<<<<

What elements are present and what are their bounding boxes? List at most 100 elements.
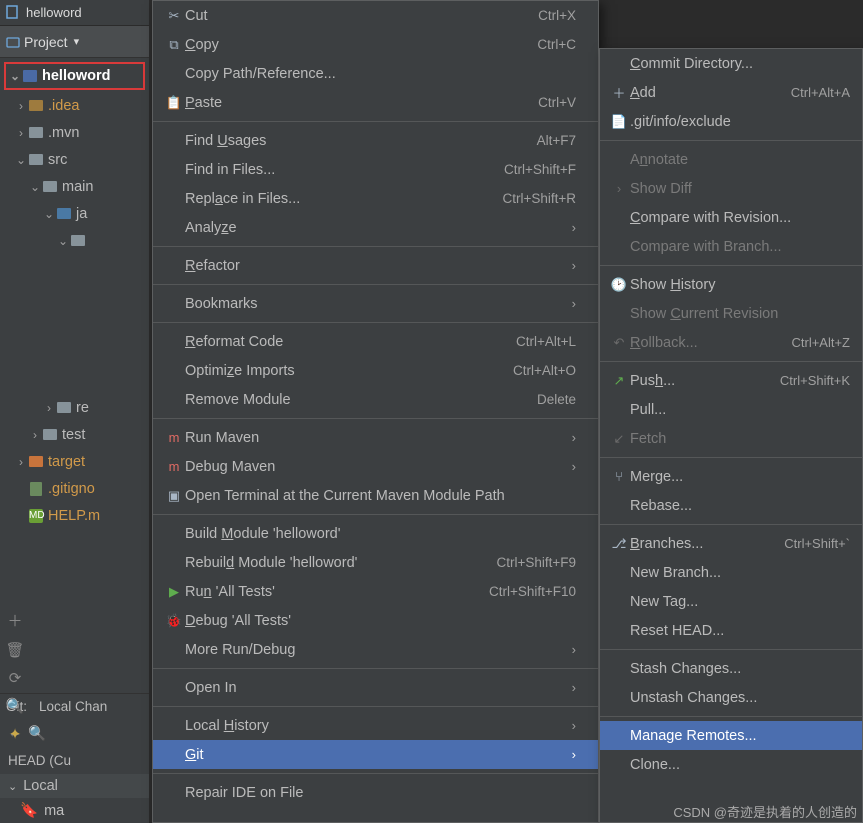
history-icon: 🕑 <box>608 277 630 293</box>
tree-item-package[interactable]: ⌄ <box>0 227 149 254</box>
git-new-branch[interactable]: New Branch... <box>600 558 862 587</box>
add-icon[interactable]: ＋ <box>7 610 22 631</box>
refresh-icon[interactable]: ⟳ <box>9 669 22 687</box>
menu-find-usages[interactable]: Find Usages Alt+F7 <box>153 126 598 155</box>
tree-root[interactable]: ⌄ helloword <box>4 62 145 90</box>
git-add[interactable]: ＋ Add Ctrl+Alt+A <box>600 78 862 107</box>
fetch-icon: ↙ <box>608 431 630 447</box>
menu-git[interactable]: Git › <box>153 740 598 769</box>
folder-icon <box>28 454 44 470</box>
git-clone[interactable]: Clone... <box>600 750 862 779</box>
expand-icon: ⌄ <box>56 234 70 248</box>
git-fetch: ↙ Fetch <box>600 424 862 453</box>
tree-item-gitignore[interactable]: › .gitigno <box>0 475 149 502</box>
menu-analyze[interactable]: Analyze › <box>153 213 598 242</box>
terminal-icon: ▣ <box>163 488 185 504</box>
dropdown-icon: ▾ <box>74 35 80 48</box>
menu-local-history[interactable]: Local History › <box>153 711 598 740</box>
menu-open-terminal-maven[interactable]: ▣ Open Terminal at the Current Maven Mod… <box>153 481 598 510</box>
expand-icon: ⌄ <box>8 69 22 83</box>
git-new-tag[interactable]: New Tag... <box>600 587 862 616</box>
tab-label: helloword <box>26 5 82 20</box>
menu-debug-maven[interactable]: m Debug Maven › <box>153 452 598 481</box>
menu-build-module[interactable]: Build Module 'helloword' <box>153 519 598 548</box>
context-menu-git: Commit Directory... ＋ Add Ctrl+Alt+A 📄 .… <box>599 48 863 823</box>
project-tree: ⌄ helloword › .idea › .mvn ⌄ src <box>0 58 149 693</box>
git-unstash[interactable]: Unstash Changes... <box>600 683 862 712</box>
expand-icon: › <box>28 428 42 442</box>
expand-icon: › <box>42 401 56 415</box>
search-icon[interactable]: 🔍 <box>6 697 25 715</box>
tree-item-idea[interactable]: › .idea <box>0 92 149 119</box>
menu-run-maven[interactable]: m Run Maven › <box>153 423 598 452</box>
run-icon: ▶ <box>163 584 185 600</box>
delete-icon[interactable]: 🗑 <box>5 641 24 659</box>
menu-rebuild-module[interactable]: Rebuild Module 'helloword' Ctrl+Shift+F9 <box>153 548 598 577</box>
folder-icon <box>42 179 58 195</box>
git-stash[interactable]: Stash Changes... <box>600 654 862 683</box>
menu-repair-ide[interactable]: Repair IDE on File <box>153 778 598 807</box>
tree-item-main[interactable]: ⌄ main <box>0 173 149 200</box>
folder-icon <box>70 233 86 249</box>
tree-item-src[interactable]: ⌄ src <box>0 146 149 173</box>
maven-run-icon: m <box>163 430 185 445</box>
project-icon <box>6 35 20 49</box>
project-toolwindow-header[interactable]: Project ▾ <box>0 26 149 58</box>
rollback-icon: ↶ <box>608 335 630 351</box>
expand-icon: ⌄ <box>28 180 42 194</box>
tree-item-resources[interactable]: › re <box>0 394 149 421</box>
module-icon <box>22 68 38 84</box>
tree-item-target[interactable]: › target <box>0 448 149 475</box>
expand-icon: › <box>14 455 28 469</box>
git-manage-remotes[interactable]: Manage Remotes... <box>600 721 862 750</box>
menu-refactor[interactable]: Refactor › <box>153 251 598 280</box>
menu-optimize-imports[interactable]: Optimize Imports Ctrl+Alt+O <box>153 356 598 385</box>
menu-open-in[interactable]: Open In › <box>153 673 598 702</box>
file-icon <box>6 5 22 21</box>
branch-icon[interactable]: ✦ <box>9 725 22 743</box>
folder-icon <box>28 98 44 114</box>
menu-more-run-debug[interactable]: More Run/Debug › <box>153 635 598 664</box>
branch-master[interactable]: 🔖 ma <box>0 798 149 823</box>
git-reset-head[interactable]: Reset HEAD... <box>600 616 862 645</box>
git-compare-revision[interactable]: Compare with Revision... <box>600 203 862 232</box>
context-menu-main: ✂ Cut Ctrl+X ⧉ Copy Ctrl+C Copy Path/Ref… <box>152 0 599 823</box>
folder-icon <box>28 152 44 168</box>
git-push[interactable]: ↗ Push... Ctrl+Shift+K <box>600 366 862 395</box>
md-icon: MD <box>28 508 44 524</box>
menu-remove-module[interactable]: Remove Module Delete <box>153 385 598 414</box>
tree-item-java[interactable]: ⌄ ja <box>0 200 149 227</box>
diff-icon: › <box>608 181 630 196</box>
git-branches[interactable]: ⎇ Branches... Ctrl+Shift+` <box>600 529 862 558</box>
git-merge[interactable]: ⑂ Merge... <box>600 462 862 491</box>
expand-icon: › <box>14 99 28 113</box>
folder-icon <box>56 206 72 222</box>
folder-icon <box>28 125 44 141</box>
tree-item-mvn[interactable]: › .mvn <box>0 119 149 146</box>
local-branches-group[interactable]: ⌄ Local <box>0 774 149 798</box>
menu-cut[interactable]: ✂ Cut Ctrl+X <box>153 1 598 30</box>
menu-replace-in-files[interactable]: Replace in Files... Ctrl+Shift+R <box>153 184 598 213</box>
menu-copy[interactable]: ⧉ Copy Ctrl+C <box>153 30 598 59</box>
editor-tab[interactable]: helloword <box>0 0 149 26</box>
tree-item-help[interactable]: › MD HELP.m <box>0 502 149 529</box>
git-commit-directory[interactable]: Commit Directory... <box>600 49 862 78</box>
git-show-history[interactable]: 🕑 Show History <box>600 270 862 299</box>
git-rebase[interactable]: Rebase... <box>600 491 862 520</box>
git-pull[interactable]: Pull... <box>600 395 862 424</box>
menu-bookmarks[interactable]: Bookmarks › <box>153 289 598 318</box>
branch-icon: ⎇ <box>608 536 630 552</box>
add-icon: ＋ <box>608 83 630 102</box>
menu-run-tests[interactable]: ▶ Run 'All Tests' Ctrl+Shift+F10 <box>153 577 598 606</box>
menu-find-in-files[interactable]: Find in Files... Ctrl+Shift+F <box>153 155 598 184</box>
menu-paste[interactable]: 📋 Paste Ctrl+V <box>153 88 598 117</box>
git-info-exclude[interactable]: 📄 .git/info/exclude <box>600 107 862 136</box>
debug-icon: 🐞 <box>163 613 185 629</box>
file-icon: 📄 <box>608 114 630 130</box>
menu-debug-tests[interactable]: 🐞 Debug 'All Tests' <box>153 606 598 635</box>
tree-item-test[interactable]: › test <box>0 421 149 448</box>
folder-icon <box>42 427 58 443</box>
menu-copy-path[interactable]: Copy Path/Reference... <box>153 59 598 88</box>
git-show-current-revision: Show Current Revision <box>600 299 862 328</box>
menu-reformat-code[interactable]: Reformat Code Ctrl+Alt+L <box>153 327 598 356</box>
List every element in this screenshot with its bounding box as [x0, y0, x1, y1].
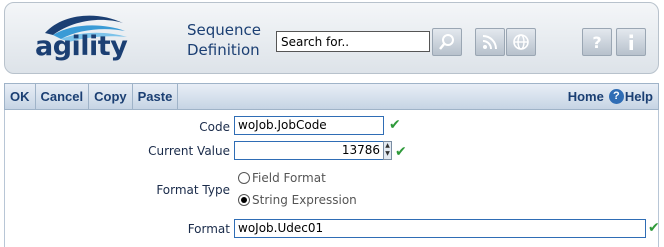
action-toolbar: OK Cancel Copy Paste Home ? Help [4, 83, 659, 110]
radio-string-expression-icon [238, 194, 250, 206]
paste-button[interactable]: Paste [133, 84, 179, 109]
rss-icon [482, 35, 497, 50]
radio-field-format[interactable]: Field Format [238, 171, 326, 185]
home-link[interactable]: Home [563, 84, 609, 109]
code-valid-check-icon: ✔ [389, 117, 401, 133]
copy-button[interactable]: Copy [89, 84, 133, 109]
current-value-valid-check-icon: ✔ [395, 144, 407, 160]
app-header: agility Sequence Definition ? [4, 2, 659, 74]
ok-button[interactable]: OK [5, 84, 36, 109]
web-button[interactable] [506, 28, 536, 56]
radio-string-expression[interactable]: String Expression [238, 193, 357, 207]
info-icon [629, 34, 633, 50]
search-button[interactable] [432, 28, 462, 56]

>>>>

[Directions for this task]: Format the lines of the items, starting at the line that contains "action-toolbar: OK Cancel" and ending at the line that contains "copy-button[interactable]: Copy [89, 84, 133, 109]", as a Markdown table with the columns No. and Line, numbering each row and leaving out any blank lines.

[Answer to this problem]:
| No. | Line |
|---|---|
| 1 | action-toolbar: OK Cancel Copy Paste Home ? Help [4, 83, 659, 110] |
| 2 | radio-string-expression-icon [238, 194, 250, 206] |
| 3 | paste-button[interactable]: Paste [133, 84, 179, 109] |
| 4 | rss-icon [482, 35, 497, 50] |
| 5 | radio-field-format[interactable]: Field Format [238, 171, 326, 185] |
| 6 | home-link[interactable]: Home [563, 84, 609, 109] |
| 7 | code-valid-check-icon: ✔ [389, 117, 401, 133] |
| 8 | copy-button[interactable]: Copy [89, 84, 133, 109] |